◆ **Your instructions**
From the listing below, select every line where the word "ffffff" appears.
-- Start of Extracted entries --
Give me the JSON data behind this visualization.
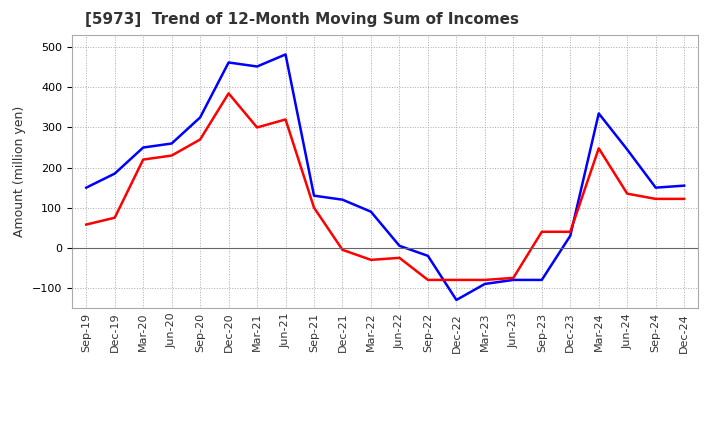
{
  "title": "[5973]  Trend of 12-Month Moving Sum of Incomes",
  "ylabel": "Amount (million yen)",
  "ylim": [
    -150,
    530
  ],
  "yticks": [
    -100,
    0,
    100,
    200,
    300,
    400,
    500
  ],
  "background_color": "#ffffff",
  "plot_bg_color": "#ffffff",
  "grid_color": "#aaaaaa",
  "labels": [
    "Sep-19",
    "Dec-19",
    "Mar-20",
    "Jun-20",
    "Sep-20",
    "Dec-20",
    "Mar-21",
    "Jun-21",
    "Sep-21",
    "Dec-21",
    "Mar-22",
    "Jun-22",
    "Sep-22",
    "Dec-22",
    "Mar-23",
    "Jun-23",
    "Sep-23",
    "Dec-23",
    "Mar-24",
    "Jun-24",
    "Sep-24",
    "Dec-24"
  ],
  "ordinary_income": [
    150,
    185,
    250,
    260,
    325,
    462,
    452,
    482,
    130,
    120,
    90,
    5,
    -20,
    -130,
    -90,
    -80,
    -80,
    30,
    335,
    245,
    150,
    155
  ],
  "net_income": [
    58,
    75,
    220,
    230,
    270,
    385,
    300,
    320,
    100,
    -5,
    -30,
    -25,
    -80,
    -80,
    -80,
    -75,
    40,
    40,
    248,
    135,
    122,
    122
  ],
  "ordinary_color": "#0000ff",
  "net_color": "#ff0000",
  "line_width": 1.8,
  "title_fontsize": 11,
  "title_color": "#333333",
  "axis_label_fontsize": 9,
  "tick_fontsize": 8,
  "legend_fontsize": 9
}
-- End of Extracted entries --
◆ **Final result**
  "background_color": "#ffffff",
  "plot_bg_color": "#ffffff",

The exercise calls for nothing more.